(Data extracted from a collection)
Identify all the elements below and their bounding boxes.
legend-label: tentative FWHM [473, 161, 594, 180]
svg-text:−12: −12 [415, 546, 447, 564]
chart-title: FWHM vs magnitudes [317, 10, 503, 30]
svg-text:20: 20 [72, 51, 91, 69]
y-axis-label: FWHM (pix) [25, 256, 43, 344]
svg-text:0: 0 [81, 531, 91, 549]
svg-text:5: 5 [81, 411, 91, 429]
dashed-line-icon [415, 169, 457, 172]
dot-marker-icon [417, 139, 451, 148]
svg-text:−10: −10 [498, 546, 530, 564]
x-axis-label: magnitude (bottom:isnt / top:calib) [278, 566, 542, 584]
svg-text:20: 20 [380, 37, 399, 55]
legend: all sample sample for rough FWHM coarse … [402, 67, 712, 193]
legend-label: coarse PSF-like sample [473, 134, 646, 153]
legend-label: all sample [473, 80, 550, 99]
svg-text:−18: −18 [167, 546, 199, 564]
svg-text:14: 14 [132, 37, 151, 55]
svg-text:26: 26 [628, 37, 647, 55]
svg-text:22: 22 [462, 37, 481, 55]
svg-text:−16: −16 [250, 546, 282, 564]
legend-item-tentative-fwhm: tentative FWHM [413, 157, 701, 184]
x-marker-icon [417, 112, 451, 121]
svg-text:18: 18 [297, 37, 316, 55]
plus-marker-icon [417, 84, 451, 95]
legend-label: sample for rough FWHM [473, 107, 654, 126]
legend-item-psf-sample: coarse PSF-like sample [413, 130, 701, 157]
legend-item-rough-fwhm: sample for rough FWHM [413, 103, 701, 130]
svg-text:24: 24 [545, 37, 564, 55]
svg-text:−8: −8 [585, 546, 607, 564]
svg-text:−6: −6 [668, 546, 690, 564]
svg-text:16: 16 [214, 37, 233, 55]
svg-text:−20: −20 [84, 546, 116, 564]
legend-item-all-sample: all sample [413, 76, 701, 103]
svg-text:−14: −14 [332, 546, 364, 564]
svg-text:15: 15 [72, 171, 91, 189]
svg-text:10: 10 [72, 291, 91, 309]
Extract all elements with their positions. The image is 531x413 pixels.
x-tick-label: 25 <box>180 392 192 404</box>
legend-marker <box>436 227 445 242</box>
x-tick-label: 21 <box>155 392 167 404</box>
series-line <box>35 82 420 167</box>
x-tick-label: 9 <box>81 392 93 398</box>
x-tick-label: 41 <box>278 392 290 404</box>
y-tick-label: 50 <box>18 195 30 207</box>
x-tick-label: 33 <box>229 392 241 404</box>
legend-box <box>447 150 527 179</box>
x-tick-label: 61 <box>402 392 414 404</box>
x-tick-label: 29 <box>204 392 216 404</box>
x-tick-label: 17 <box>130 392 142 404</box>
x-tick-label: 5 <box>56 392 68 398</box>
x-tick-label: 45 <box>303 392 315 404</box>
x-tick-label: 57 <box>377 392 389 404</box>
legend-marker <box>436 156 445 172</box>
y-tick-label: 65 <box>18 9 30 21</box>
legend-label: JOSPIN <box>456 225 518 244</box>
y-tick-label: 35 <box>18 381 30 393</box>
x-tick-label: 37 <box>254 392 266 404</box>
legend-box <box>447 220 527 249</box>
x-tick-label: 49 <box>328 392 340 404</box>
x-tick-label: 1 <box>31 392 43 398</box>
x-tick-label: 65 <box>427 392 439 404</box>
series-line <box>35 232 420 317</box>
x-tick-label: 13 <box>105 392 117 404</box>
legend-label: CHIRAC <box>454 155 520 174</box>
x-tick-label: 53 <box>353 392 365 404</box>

● **Challenge**
Rewrite the entire listing, swapping every "legend-label" for "legend-text" and leaving everything else unchanged.

● **Task answer**
Identify all the elements below and their bounding boxes.
legend-text: tentative FWHM [473, 161, 594, 180]
svg-text:−12: −12 [415, 546, 447, 564]
chart-title: FWHM vs magnitudes [317, 10, 503, 30]
svg-text:20: 20 [72, 51, 91, 69]
y-axis-label: FWHM (pix) [25, 256, 43, 344]
svg-text:0: 0 [81, 531, 91, 549]
svg-text:5: 5 [81, 411, 91, 429]
dashed-line-icon [415, 169, 457, 172]
dot-marker-icon [417, 139, 451, 148]
svg-text:−10: −10 [498, 546, 530, 564]
x-axis-label: magnitude (bottom:isnt / top:calib) [278, 566, 542, 584]
svg-text:20: 20 [380, 37, 399, 55]
legend: all sample sample for rough FWHM coarse … [402, 67, 712, 193]
legend-text: coarse PSF-like sample [473, 134, 646, 153]
legend-text: all sample [473, 80, 550, 99]
svg-text:−18: −18 [167, 546, 199, 564]
svg-text:14: 14 [132, 37, 151, 55]
svg-text:26: 26 [628, 37, 647, 55]
svg-text:22: 22 [462, 37, 481, 55]
svg-text:−16: −16 [250, 546, 282, 564]
legend-item-tentative-fwhm: tentative FWHM [413, 157, 701, 184]
x-marker-icon [417, 112, 451, 121]
svg-text:18: 18 [297, 37, 316, 55]
plus-marker-icon [417, 84, 451, 95]
legend-text: sample for rough FWHM [473, 107, 654, 126]
legend-item-psf-sample: coarse PSF-like sample [413, 130, 701, 157]
legend-item-rough-fwhm: sample for rough FWHM [413, 103, 701, 130]
svg-text:24: 24 [545, 37, 564, 55]
svg-text:−8: −8 [585, 546, 607, 564]
svg-text:−6: −6 [668, 546, 690, 564]
svg-text:16: 16 [214, 37, 233, 55]
svg-text:−20: −20 [84, 546, 116, 564]
legend-item-all-sample: all sample [413, 76, 701, 103]
svg-text:−14: −14 [332, 546, 364, 564]
svg-text:15: 15 [72, 171, 91, 189]
svg-text:10: 10 [72, 291, 91, 309]
Extract all elements with their positions. The image is 531x413 pixels.
x-tick-label: 25 <box>180 392 192 404</box>
legend-marker <box>436 227 445 242</box>
x-tick-label: 21 <box>155 392 167 404</box>
series-line <box>35 82 420 167</box>
x-tick-label: 9 <box>81 392 93 398</box>
x-tick-label: 41 <box>278 392 290 404</box>
y-tick-label: 50 <box>18 195 30 207</box>
x-tick-label: 33 <box>229 392 241 404</box>
legend-box <box>447 150 527 179</box>
x-tick-label: 61 <box>402 392 414 404</box>
x-tick-label: 29 <box>204 392 216 404</box>
x-tick-label: 17 <box>130 392 142 404</box>
x-tick-label: 5 <box>56 392 68 398</box>
x-tick-label: 45 <box>303 392 315 404</box>
x-tick-label: 57 <box>377 392 389 404</box>
legend-marker <box>436 156 445 172</box>
y-tick-label: 65 <box>18 9 30 21</box>
legend-text: JOSPIN <box>456 225 518 244</box>
y-tick-label: 35 <box>18 381 30 393</box>
x-tick-label: 37 <box>254 392 266 404</box>
legend-box <box>447 220 527 249</box>
x-tick-label: 49 <box>328 392 340 404</box>
x-tick-label: 1 <box>31 392 43 398</box>
x-tick-label: 65 <box>427 392 439 404</box>
series-line <box>35 232 420 317</box>
x-tick-label: 13 <box>105 392 117 404</box>
legend-text: CHIRAC <box>454 155 520 174</box>
x-tick-label: 53 <box>353 392 365 404</box>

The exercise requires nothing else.